▶ Your goal: Return the records that follow unaltered. Omit every picture.

>>

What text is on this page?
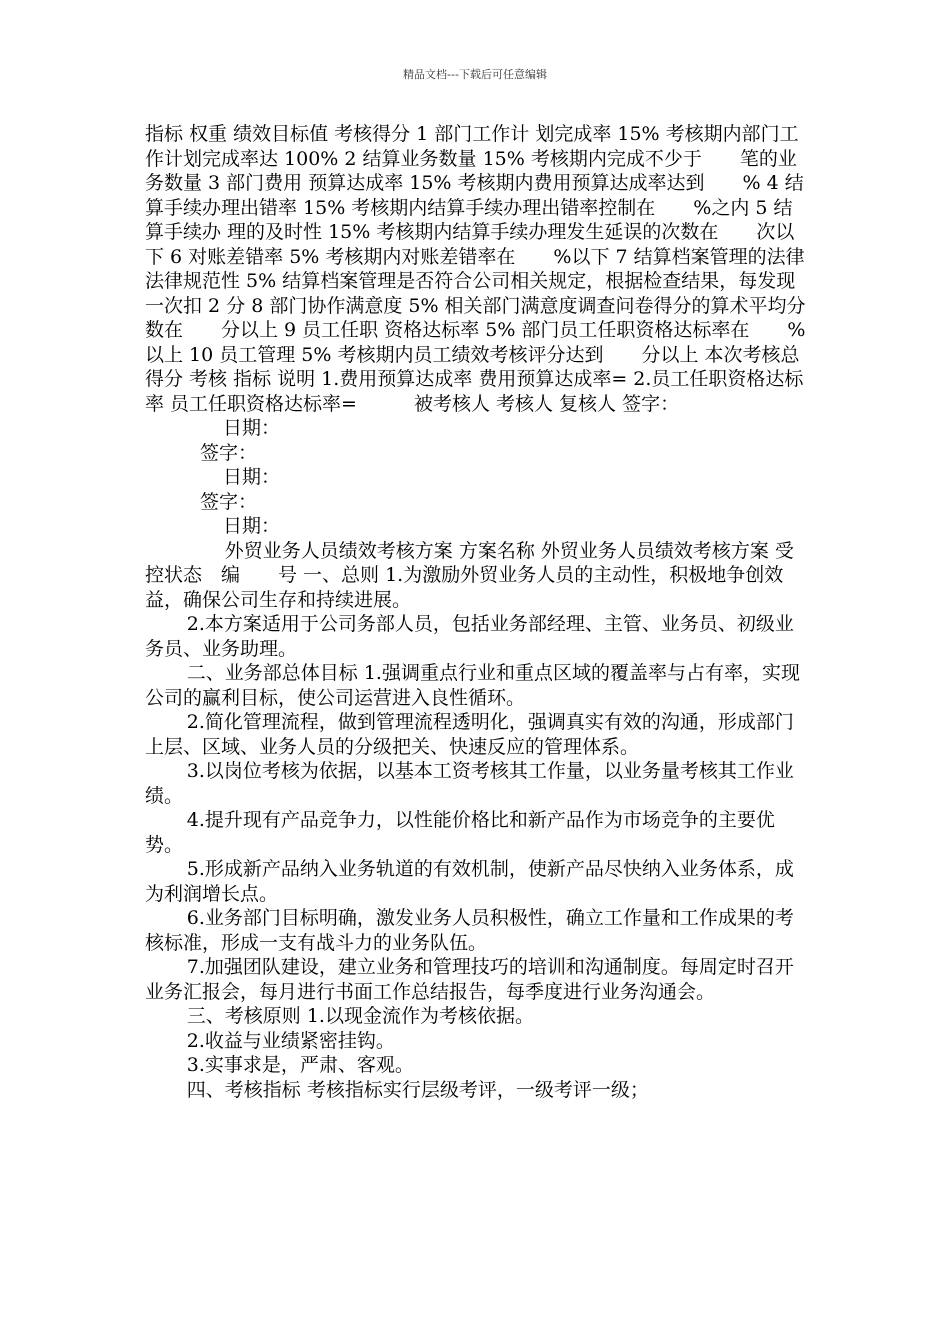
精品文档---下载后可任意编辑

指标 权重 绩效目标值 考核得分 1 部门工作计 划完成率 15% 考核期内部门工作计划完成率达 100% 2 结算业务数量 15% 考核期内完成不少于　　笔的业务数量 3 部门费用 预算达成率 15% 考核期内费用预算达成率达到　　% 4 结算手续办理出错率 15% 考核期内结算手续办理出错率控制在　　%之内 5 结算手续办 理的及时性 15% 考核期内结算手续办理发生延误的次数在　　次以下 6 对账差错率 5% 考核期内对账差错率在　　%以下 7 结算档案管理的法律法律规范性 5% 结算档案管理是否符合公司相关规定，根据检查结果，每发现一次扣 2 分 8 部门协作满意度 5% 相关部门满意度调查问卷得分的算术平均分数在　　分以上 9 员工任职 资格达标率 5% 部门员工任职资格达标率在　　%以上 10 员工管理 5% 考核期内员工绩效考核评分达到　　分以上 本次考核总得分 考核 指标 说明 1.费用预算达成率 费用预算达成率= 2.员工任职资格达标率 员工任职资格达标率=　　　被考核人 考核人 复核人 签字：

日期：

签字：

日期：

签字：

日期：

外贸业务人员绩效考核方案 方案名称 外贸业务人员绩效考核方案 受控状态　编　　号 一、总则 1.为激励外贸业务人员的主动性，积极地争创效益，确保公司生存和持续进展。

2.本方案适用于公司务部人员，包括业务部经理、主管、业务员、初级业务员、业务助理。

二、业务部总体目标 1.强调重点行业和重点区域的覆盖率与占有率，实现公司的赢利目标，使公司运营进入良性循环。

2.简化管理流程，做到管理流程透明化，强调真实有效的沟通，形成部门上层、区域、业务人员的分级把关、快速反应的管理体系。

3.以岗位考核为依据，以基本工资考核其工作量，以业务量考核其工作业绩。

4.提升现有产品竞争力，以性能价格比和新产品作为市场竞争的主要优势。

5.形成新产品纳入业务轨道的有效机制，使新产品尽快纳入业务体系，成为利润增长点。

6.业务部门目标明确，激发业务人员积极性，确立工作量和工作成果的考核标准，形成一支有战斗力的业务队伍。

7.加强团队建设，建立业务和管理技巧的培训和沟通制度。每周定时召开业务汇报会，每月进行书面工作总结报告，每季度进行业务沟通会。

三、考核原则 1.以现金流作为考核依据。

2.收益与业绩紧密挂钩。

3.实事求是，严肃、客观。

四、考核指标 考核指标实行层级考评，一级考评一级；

<<

▶ Response:
What text is on this page?
精品文档---下载后可任意编辑

指标 权重 绩效目标值 考核得分 1 部门工作计 划完成率 15% 考核期内部门工作计划完成率达 100% 2 结算业务数量 15% 考核期内完成不少于　　笔的业务数量 3 部门费用 预算达成率 15% 考核期内费用预算达成率达到　　% 4 结算手续办理出错率 15% 考核期内结算手续办理出错率控制在　　%之内 5 结算手续办 理的及时性 15% 考核期内结算手续办理发生延误的次数在　　次以下 6 对账差错率 5% 考核期内对账差错率在　　%以下 7 结算档案管理的法律法律规范性 5% 结算档案管理是否符合公司相关规定，根据检查结果，每发现一次扣 2 分 8 部门协作满意度 5% 相关部门满意度调查问卷得分的算术平均分数在　　分以上 9 员工任职 资格达标率 5% 部门员工任职资格达标率在　　%以上 10 员工管理 5% 考核期内员工绩效考核评分达到　　分以上 本次考核总得分 考核 指标 说明 1.费用预算达成率 费用预算达成率= 2.员工任职资格达标率 员工任职资格达标率=　　　被考核人 考核人 复核人 签字：

日期：

签字：

日期：

签字：

日期：

外贸业务人员绩效考核方案 方案名称 外贸业务人员绩效考核方案 受控状态　编　　号 一、总则 1.为激励外贸业务人员的主动性，积极地争创效益，确保公司生存和持续进展。

2.本方案适用于公司务部人员，包括业务部经理、主管、业务员、初级业务员、业务助理。

二、业务部总体目标 1.强调重点行业和重点区域的覆盖率与占有率，实现公司的赢利目标，使公司运营进入良性循环。

2.简化管理流程，做到管理流程透明化，强调真实有效的沟通，形成部门上层、区域、业务人员的分级把关、快速反应的管理体系。

3.以岗位考核为依据，以基本工资考核其工作量，以业务量考核其工作业绩。

4.提升现有产品竞争力，以性能价格比和新产品作为市场竞争的主要优势。

5.形成新产品纳入业务轨道的有效机制，使新产品尽快纳入业务体系，成为利润增长点。

6.业务部门目标明确，激发业务人员积极性，确立工作量和工作成果的考核标准，形成一支有战斗力的业务队伍。

7.加强团队建设，建立业务和管理技巧的培训和沟通制度。每周定时召开业务汇报会，每月进行书面工作总结报告，每季度进行业务沟通会。

三、考核原则 1.以现金流作为考核依据。

2.收益与业绩紧密挂钩。

3.实事求是，严肃、客观。

四、考核指标 考核指标实行层级考评，一级考评一级；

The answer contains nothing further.